Goal – Find each line containing the string "sigma". Copy it.

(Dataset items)
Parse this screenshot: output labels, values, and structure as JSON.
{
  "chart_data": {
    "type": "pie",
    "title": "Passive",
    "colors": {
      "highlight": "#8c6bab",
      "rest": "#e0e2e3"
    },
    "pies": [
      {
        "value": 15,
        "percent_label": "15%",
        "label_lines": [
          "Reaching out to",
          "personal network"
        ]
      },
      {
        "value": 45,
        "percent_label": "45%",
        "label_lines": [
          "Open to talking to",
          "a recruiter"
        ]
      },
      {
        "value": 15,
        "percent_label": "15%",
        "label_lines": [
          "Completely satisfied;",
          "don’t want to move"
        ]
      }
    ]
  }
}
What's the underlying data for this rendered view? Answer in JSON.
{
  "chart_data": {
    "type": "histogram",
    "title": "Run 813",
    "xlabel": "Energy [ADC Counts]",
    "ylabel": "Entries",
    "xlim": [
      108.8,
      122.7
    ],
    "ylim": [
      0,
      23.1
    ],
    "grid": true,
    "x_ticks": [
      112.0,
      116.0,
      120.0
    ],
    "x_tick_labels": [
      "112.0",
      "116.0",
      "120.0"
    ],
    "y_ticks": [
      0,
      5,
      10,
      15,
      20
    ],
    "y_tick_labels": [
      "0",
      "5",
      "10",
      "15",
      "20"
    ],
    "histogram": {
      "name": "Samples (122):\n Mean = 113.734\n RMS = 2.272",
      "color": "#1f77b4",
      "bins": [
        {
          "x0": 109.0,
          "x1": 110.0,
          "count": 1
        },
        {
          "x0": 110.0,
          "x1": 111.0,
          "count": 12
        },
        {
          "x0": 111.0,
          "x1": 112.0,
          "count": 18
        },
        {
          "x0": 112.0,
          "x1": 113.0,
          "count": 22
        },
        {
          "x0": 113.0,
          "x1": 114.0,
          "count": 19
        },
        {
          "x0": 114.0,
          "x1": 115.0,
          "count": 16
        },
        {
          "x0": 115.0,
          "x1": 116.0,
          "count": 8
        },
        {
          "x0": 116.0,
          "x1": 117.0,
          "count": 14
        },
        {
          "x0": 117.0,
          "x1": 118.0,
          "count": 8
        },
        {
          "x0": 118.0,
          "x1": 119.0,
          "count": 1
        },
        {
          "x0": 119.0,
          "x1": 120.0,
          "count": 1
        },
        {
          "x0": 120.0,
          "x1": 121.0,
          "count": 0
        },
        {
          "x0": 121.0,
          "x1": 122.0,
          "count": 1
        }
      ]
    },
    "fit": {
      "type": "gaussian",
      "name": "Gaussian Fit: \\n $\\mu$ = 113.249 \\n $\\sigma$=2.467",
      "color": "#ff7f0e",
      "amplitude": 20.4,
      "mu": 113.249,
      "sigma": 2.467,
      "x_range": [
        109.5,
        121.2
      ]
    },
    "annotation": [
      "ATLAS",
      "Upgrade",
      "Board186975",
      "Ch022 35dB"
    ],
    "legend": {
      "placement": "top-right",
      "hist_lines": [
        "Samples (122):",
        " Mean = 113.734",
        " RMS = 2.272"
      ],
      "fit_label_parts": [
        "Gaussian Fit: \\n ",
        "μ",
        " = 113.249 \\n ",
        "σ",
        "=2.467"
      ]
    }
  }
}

Answer below –
      "name": "Gaussian Fit: \\n $\\mu$ = 113.249 \\n $\\sigma$=2.467",
      "sigma": 2.467,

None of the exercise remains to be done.